Lines of data
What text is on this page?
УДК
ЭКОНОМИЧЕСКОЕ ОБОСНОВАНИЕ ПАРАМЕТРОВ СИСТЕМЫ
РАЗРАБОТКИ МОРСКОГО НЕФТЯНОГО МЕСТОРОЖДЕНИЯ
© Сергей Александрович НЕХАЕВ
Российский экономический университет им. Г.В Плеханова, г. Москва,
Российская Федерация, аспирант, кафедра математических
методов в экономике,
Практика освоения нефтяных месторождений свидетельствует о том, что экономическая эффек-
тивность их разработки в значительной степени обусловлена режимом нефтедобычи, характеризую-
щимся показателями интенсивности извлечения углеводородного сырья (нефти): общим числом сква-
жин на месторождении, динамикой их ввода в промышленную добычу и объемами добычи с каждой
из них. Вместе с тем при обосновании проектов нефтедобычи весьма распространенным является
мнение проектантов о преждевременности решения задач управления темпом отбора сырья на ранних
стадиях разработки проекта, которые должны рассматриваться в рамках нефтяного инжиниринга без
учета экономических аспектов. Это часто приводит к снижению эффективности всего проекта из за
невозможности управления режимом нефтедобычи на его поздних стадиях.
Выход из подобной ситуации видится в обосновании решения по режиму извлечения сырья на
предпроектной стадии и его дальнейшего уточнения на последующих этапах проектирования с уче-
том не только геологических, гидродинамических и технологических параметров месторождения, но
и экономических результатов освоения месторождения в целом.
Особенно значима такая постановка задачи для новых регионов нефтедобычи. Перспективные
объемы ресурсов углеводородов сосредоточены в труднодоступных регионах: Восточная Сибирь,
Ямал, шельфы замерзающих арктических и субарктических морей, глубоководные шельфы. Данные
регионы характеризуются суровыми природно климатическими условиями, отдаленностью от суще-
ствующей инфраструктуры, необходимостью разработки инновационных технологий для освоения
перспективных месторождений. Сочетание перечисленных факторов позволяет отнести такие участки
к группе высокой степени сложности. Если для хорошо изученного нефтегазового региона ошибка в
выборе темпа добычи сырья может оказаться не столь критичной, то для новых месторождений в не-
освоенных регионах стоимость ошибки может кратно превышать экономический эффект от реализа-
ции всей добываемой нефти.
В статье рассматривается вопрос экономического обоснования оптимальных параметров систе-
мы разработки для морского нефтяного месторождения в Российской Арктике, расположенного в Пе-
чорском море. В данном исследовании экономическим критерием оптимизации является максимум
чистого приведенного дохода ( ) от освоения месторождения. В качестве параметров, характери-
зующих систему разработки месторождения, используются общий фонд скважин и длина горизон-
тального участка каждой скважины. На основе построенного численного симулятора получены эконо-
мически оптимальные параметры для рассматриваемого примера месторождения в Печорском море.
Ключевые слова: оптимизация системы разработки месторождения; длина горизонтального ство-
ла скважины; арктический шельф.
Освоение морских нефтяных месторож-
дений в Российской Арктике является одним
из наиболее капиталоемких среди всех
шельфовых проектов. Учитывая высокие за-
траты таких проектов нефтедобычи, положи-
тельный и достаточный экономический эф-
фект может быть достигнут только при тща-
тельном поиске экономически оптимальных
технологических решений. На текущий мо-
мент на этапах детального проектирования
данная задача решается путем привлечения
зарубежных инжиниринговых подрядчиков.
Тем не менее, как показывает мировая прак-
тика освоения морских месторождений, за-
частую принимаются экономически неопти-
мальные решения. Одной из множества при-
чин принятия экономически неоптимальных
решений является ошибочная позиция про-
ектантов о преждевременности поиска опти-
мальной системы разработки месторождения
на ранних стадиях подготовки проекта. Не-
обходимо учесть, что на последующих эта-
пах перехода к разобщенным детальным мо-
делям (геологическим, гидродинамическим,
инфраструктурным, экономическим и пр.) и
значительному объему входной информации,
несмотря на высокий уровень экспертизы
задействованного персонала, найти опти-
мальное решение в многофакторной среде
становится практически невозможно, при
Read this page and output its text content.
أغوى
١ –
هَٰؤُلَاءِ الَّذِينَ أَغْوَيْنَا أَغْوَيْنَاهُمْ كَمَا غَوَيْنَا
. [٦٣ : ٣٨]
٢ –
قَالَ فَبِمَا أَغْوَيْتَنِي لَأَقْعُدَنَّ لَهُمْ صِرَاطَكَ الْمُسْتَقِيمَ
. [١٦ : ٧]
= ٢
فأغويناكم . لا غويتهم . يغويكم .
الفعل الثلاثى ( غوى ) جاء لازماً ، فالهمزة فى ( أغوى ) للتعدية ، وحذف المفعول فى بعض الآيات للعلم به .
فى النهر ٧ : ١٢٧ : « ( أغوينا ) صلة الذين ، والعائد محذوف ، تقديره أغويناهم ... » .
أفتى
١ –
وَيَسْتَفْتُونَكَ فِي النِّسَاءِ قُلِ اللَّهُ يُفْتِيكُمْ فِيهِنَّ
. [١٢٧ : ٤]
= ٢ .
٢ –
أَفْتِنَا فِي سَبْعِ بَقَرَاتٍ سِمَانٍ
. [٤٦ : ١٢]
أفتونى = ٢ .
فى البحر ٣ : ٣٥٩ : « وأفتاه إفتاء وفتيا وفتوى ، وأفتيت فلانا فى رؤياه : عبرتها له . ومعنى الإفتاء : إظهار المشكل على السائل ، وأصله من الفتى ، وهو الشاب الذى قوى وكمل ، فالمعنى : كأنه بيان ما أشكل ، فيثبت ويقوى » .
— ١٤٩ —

* **Set problem**:
Provide an exact reproduction of all the entries shown above.

* **Output of the exercise**:
What text is on this page?
УДК
ЭКОНОМИЧЕСКОЕ ОБОСНОВАНИЕ ПАРАМЕТРОВ СИСТЕМЫ
РАЗРАБОТКИ МОРСКОГО НЕФТЯНОГО МЕСТОРОЖДЕНИЯ
© Сергей Александрович НЕХАЕВ
Российский экономический университет им. Г.В Плеханова, г. Москва,
Российская Федерация, аспирант, кафедра математических
методов в экономике,
Практика освоения нефтяных месторождений свидетельствует о том, что экономическая эффек-
тивность их разработки в значительной степени обусловлена режимом нефтедобычи, характеризую-
щимся показателями интенсивности извлечения углеводородного сырья (нефти): общим числом сква-
жин на месторождении, динамикой их ввода в промышленную добычу и объемами добычи с каждой
из них. Вместе с тем при обосновании проектов нефтедобычи весьма распространенным является
мнение проектантов о преждевременности решения задач управления темпом отбора сырья на ранних
стадиях разработки проекта, которые должны рассматриваться в рамках нефтяного инжиниринга без
учета экономических аспектов. Это часто приводит к снижению эффективности всего проекта из за
невозможности управления режимом нефтедобычи на его поздних стадиях.
Выход из подобной ситуации видится в обосновании решения по режиму извлечения сырья на
предпроектной стадии и его дальнейшего уточнения на последующих этапах проектирования с уче-
том не только геологических, гидродинамических и технологических параметров месторождения, но
и экономических результатов освоения месторождения в целом.
Особенно значима такая постановка задачи для новых регионов нефтедобычи. Перспективные
объемы ресурсов углеводородов сосредоточены в труднодоступных регионах: Восточная Сибирь,
Ямал, шельфы замерзающих арктических и субарктических морей, глубоководные шельфы. Данные
регионы характеризуются суровыми природно климатическими условиями, отдаленностью от суще-
ствующей инфраструктуры, необходимостью разработки инновационных технологий для освоения
перспективных месторождений. Сочетание перечисленных факторов позволяет отнести такие участки
к группе высокой степени сложности. Если для хорошо изученного нефтегазового региона ошибка в
выборе темпа добычи сырья может оказаться не столь критичной, то для новых месторождений в не-
освоенных регионах стоимость ошибки может кратно превышать экономический эффект от реализа-
ции всей добываемой нефти.
В статье рассматривается вопрос экономического обоснования оптимальных параметров систе-
мы разработки для морского нефтяного месторождения в Российской Арктике, расположенного в Пе-
чорском море. В данном исследовании экономическим критерием оптимизации является максимум
чистого приведенного дохода ( ) от освоения месторождения. В качестве параметров, характери-
зующих систему разработки месторождения, используются общий фонд скважин и длина горизон-
тального участка каждой скважины. На основе построенного численного симулятора получены эконо-
мически оптимальные параметры для рассматриваемого примера месторождения в Печорском море.
Ключевые слова: оптимизация системы разработки месторождения; длина горизонтального ство-
ла скважины; арктический шельф.
Освоение морских нефтяных месторож-
дений в Российской Арктике является одним
из наиболее капиталоемких среди всех
шельфовых проектов. Учитывая высокие за-
траты таких проектов нефтедобычи, положи-
тельный и достаточный экономический эф-
фект может быть достигнут только при тща-
тельном поиске экономически оптимальных
технологических решений. На текущий мо-
мент на этапах детального проектирования
данная задача решается путем привлечения
зарубежных инжиниринговых подрядчиков.
Тем не менее, как показывает мировая прак-
тика освоения морских месторождений, за-
частую принимаются экономически неопти-
мальные решения. Одной из множества при-
чин принятия экономически неоптимальных
решений является ошибочная позиция про-
ектантов о преждевременности поиска опти-
мальной системы разработки месторождения
на ранних стадиях подготовки проекта. Не-
обходимо учесть, что на последующих эта-
пах перехода к разобщенным детальным мо-
делям (геологическим, гидродинамическим,
инфраструктурным, экономическим и пр.) и
значительному объему входной информации,
несмотря на высокий уровень экспертизы
задействованного персонала, найти опти-
мальное решение в многофакторной среде
становится практически невозможно, при
Read this page and output its text content.
أغوى
١ –
هَٰؤُلَاءِ الَّذِينَ أَغْوَيْنَا أَغْوَيْنَاهُمْ كَمَا غَوَيْنَا
. [٦٣ : ٣٨]
٢ –
قَالَ فَبِمَا أَغْوَيْتَنِي لَأَقْعُدَنَّ لَهُمْ صِرَاطَكَ الْمُسْتَقِيمَ
. [١٦ : ٧]
= ٢
فأغويناكم . لا غويتهم . يغويكم .
الفعل الثلاثى ( غوى ) جاء لازماً ، فالهمزة فى ( أغوى ) للتعدية ، وحذف المفعول فى بعض الآيات للعلم به .
فى النهر ٧ : ١٢٧ : « ( أغوينا ) صلة الذين ، والعائد محذوف ، تقديره أغويناهم ... » .
أفتى
١ –
وَيَسْتَفْتُونَكَ فِي النِّسَاءِ قُلِ اللَّهُ يُفْتِيكُمْ فِيهِنَّ
. [١٢٧ : ٤]
= ٢ .
٢ –
أَفْتِنَا فِي سَبْعِ بَقَرَاتٍ سِمَانٍ
. [٤٦ : ١٢]
أفتونى = ٢ .
فى البحر ٣ : ٣٥٩ : « وأفتاه إفتاء وفتيا وفتوى ، وأفتيت فلانا فى رؤياه : عبرتها له . ومعنى الإفتاء : إظهار المشكل على السائل ، وأصله من الفتى ، وهو الشاب الذى قوى وكمل ، فالمعنى : كأنه بيان ما أشكل ، فيثبت ويقوى » .
— ١٤٩ —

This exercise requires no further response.